WHAT YOU HAVE TO DO:
Copy out the lines that have "Microsoft" in them.

— START —

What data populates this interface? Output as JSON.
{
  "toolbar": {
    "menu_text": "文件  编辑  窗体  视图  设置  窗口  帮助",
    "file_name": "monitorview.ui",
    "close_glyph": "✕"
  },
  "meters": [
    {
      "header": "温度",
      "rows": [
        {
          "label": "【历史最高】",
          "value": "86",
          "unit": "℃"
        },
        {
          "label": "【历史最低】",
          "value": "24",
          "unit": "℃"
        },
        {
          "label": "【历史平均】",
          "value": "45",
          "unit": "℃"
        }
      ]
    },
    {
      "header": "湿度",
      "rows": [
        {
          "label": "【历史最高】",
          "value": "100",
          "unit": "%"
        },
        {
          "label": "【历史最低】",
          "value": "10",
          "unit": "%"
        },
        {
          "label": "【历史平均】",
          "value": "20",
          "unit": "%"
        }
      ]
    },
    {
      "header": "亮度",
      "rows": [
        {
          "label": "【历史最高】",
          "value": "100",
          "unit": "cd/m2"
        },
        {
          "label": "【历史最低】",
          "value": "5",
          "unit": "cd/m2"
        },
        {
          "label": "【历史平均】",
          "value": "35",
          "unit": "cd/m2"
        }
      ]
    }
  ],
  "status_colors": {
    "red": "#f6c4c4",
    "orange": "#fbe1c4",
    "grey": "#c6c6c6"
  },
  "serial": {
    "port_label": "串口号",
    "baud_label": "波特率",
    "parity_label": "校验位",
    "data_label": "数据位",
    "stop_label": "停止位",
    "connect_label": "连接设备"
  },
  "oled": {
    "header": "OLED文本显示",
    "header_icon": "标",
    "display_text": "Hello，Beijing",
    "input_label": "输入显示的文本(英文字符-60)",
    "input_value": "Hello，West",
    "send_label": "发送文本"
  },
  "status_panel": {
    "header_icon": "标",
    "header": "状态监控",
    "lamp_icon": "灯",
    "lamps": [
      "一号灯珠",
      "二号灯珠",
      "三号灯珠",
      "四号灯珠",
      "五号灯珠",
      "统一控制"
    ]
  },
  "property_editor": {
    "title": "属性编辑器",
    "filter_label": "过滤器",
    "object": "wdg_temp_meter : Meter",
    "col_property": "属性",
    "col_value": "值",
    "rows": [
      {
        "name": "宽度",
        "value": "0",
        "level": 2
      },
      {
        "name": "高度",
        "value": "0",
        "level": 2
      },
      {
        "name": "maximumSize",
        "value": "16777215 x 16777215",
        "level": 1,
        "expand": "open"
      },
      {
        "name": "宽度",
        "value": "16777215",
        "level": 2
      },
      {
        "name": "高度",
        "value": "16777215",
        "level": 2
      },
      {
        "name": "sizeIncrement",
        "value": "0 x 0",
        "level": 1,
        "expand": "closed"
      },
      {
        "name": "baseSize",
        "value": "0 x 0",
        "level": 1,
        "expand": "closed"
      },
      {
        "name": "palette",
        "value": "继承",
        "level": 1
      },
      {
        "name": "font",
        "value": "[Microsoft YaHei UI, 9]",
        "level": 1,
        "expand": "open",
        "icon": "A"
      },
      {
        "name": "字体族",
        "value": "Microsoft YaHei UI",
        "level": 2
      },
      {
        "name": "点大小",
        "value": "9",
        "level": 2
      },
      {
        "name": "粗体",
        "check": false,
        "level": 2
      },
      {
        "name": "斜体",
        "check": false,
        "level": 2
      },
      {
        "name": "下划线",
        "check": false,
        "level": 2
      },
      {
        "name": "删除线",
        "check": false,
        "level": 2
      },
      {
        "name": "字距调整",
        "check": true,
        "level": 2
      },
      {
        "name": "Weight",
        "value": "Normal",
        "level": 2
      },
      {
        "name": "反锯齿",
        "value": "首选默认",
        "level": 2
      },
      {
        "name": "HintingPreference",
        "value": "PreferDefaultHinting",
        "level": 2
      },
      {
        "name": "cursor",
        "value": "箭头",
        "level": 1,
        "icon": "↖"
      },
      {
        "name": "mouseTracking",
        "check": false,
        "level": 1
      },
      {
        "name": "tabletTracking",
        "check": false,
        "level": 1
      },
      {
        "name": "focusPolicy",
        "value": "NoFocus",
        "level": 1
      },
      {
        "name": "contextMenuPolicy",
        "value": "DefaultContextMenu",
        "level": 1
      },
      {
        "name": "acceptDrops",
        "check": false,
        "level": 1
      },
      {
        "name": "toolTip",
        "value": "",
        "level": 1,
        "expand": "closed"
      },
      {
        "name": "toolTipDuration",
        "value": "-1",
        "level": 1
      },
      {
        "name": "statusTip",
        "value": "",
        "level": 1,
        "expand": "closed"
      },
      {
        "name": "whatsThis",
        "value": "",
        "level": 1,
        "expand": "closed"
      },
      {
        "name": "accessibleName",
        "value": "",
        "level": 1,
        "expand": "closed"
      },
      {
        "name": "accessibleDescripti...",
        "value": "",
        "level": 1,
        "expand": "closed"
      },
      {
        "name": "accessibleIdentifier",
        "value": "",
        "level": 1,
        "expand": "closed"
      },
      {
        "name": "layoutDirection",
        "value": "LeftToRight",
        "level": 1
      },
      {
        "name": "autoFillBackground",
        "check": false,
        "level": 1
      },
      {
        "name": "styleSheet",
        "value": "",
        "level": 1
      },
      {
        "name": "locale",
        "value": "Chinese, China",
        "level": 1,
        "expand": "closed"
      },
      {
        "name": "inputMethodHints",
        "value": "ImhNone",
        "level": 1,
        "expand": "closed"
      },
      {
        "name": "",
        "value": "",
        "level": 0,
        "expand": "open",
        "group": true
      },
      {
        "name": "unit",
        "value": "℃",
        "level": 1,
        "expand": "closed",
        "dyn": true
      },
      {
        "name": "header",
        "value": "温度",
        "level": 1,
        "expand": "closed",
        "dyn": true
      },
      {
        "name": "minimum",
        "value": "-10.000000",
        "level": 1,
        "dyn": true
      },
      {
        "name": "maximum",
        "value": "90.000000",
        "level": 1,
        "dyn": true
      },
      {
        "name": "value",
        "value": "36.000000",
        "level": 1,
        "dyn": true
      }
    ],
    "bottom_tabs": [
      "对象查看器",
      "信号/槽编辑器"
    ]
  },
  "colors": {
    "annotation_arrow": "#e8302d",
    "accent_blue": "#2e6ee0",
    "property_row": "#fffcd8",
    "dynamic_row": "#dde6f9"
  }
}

— END —
— START —

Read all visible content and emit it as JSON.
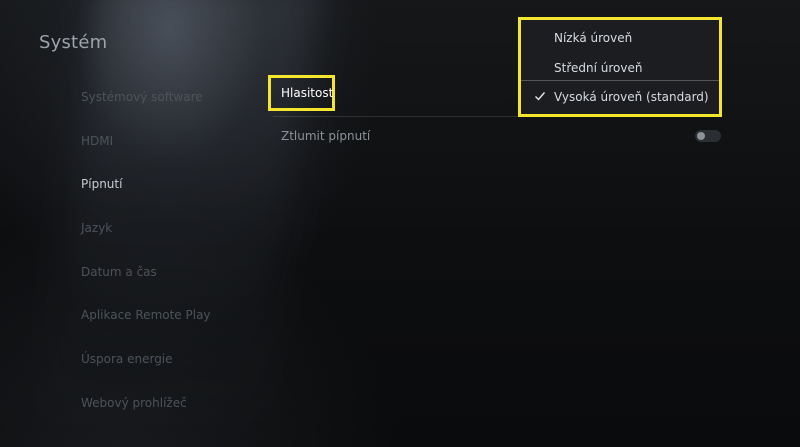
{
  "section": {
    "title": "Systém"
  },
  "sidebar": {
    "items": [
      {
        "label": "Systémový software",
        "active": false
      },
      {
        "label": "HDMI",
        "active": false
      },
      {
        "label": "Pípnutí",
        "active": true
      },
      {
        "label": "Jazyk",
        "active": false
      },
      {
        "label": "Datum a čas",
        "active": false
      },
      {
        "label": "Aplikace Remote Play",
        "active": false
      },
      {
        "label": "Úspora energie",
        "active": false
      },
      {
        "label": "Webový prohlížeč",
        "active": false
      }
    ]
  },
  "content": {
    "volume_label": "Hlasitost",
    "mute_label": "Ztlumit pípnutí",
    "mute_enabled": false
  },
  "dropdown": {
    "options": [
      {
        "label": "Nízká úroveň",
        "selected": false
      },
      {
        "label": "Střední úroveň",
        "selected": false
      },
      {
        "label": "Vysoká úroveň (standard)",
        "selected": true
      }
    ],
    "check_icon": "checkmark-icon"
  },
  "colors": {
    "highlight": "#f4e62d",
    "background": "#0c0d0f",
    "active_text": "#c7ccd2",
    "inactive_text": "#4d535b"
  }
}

— END —

OUTPUT BELOW:
        "value": "[Microsoft YaHei UI, 9]",
        "value": "Microsoft YaHei UI",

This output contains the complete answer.